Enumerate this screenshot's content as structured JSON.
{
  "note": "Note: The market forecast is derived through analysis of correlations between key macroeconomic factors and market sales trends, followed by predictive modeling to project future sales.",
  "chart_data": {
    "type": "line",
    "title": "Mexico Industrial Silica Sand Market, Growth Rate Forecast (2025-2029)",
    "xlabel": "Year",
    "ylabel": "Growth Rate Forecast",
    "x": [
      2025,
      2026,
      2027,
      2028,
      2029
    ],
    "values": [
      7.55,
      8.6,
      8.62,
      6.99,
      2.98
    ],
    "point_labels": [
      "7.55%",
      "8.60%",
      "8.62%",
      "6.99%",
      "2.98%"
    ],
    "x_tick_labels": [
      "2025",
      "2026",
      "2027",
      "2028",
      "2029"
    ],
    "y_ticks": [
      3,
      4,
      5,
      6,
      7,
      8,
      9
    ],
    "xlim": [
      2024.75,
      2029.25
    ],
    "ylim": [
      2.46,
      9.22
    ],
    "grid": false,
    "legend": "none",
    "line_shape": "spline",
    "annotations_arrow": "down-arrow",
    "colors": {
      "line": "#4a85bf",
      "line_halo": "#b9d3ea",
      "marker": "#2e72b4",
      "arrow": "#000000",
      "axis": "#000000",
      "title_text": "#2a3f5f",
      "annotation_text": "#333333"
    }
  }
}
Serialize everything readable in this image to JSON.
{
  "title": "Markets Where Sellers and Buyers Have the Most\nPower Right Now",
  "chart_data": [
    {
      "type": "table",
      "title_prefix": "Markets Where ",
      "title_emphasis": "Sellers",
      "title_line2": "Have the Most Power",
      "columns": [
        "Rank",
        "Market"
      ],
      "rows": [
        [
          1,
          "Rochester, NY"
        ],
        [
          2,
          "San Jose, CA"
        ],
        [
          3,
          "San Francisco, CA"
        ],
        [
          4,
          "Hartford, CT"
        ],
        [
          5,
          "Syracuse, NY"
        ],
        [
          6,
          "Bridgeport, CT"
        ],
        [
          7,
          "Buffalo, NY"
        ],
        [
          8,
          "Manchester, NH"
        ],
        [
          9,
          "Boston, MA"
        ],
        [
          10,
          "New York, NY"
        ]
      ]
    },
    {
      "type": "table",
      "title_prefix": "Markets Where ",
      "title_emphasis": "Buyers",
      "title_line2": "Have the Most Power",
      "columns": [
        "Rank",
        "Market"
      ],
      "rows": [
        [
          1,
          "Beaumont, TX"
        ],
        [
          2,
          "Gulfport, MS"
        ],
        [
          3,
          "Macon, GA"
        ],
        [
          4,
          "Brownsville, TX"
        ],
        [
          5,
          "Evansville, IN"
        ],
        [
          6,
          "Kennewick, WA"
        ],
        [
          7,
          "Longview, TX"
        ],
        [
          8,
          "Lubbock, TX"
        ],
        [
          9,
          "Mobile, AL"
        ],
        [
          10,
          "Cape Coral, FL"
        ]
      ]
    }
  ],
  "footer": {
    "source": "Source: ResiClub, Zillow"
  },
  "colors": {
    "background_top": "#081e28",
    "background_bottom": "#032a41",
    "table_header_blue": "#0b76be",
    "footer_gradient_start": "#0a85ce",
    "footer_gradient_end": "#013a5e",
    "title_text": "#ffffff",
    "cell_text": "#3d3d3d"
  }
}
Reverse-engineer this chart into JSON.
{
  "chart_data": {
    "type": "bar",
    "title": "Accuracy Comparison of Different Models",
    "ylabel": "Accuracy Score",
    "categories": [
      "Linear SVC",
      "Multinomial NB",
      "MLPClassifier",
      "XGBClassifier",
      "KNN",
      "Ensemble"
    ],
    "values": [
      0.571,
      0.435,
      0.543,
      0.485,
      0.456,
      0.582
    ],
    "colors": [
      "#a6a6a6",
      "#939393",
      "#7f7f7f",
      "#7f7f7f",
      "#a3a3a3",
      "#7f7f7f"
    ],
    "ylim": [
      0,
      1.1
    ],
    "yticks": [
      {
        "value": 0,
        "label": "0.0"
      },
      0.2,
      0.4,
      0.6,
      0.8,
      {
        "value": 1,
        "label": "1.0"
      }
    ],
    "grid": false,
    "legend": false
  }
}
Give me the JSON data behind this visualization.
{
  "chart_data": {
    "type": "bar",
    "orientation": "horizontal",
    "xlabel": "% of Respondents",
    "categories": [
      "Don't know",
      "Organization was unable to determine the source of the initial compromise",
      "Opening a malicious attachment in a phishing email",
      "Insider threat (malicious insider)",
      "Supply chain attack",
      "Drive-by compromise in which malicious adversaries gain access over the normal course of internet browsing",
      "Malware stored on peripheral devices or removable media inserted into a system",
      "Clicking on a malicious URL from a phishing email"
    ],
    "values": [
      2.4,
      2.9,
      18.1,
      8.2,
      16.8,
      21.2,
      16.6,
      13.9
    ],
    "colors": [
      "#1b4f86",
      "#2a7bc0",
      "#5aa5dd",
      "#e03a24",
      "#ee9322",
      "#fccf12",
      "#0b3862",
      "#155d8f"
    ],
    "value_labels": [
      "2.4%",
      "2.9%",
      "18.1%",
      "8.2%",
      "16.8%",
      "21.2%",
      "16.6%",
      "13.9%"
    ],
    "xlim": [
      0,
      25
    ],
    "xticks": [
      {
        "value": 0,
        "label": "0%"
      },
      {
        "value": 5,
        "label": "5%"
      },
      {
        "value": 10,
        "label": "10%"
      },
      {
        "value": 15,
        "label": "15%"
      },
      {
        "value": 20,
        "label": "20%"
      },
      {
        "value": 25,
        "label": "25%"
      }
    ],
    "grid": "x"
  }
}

# Exercise prompt
From the data above, pick out each line containing "malicious" and copy it.

# Result
      "Opening a malicious attachment in a phishing email",
      "Insider threat (malicious insider)",
      "Drive-by compromise in which malicious adversaries gain access over the normal course of internet browsing",
      "Clicking on a malicious URL from a phishing email"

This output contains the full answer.